[Directions for this task]:
Reproduce the listing below in its entirety. Change nothing.

[Entries shown]:
___
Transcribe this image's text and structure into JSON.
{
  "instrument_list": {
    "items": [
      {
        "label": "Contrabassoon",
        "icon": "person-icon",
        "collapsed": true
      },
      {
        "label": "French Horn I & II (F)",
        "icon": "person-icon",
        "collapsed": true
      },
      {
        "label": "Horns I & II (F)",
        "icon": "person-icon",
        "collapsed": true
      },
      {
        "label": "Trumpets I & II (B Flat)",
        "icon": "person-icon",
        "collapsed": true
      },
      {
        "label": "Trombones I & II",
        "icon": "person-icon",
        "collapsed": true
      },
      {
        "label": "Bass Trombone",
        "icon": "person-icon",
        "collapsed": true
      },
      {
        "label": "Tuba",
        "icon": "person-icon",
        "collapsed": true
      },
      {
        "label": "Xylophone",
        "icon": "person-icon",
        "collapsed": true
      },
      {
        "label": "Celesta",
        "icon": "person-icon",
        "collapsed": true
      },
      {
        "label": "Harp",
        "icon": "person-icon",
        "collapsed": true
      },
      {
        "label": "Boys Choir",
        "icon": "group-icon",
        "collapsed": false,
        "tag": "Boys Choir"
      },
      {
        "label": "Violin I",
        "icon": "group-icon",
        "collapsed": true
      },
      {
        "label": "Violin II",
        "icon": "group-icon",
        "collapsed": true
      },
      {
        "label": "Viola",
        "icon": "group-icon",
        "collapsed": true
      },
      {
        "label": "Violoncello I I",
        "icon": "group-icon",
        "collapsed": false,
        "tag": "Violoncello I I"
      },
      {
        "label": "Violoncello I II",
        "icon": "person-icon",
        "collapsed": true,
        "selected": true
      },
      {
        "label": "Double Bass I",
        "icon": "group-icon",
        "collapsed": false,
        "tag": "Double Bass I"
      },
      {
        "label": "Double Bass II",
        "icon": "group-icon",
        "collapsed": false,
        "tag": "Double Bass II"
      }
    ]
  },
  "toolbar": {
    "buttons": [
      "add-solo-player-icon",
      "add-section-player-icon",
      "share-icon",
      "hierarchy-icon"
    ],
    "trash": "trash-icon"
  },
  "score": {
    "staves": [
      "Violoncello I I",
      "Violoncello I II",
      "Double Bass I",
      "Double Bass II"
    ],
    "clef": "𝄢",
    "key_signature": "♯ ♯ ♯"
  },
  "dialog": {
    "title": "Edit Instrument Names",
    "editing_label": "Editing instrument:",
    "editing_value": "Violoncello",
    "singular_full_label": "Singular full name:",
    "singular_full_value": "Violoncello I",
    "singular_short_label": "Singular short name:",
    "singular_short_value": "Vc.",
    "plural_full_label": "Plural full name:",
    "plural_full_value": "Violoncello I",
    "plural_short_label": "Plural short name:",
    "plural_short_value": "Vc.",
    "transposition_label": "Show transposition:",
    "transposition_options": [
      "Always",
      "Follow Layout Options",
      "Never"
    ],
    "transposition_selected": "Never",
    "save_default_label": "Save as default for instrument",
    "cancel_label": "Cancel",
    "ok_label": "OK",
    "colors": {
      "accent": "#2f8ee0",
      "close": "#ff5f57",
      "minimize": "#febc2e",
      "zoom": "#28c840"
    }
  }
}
___
[Written answer]:
Transcribe this image's text and structure into JSON.
{
  "instrument_list": {
    "items": [
      {
        "label": "Contrabassoon",
        "icon": "person-icon",
        "collapsed": true
      },
      {
        "label": "French Horn I & II (F)",
        "icon": "person-icon",
        "collapsed": true
      },
      {
        "label": "Horns I & II (F)",
        "icon": "person-icon",
        "collapsed": true
      },
      {
        "label": "Trumpets I & II (B Flat)",
        "icon": "person-icon",
        "collapsed": true
      },
      {
        "label": "Trombones I & II",
        "icon": "person-icon",
        "collapsed": true
      },
      {
        "label": "Bass Trombone",
        "icon": "person-icon",
        "collapsed": true
      },
      {
        "label": "Tuba",
        "icon": "person-icon",
        "collapsed": true
      },
      {
        "label": "Xylophone",
        "icon": "person-icon",
        "collapsed": true
      },
      {
        "label": "Celesta",
        "icon": "person-icon",
        "collapsed": true
      },
      {
        "label": "Harp",
        "icon": "person-icon",
        "collapsed": true
      },
      {
        "label": "Boys Choir",
        "icon": "group-icon",
        "collapsed": false,
        "tag": "Boys Choir"
      },
      {
        "label": "Violin I",
        "icon": "group-icon",
        "collapsed": true
      },
      {
        "label": "Violin II",
        "icon": "group-icon",
        "collapsed": true
      },
      {
        "label": "Viola",
        "icon": "group-icon",
        "collapsed": true
      },
      {
        "label": "Violoncello I I",
        "icon": "group-icon",
        "collapsed": false,
        "tag": "Violoncello I I"
      },
      {
        "label": "Violoncello I II",
        "icon": "person-icon",
        "collapsed": true,
        "selected": true
      },
      {
        "label": "Double Bass I",
        "icon": "group-icon",
        "collapsed": false,
        "tag": "Double Bass I"
      },
      {
        "label": "Double Bass II",
        "icon": "group-icon",
        "collapsed": false,
        "tag": "Double Bass II"
      }
    ]
  },
  "toolbar": {
    "buttons": [
      "add-solo-player-icon",
      "add-section-player-icon",
      "share-icon",
      "hierarchy-icon"
    ],
    "trash": "trash-icon"
  },
  "score": {
    "staves": [
      "Violoncello I I",
      "Violoncello I II",
      "Double Bass I",
      "Double Bass II"
    ],
    "clef": "𝄢",
    "key_signature": "♯ ♯ ♯"
  },
  "dialog": {
    "title": "Edit Instrument Names",
    "editing_label": "Editing instrument:",
    "editing_value": "Violoncello",
    "singular_full_label": "Singular full name:",
    "singular_full_value": "Violoncello I",
    "singular_short_label": "Singular short name:",
    "singular_short_value": "Vc.",
    "plural_full_label": "Plural full name:",
    "plural_full_value": "Violoncello I",
    "plural_short_label": "Plural short name:",
    "plural_short_value": "Vc.",
    "transposition_label": "Show transposition:",
    "transposition_options": [
      "Always",
      "Follow Layout Options",
      "Never"
    ],
    "transposition_selected": "Never",
    "save_default_label": "Save as default for instrument",
    "cancel_label": "Cancel",
    "ok_label": "OK",
    "colors": {
      "accent": "#2f8ee0",
      "close": "#ff5f57",
      "minimize": "#febc2e",
      "zoom": "#28c840"
    }
  }
}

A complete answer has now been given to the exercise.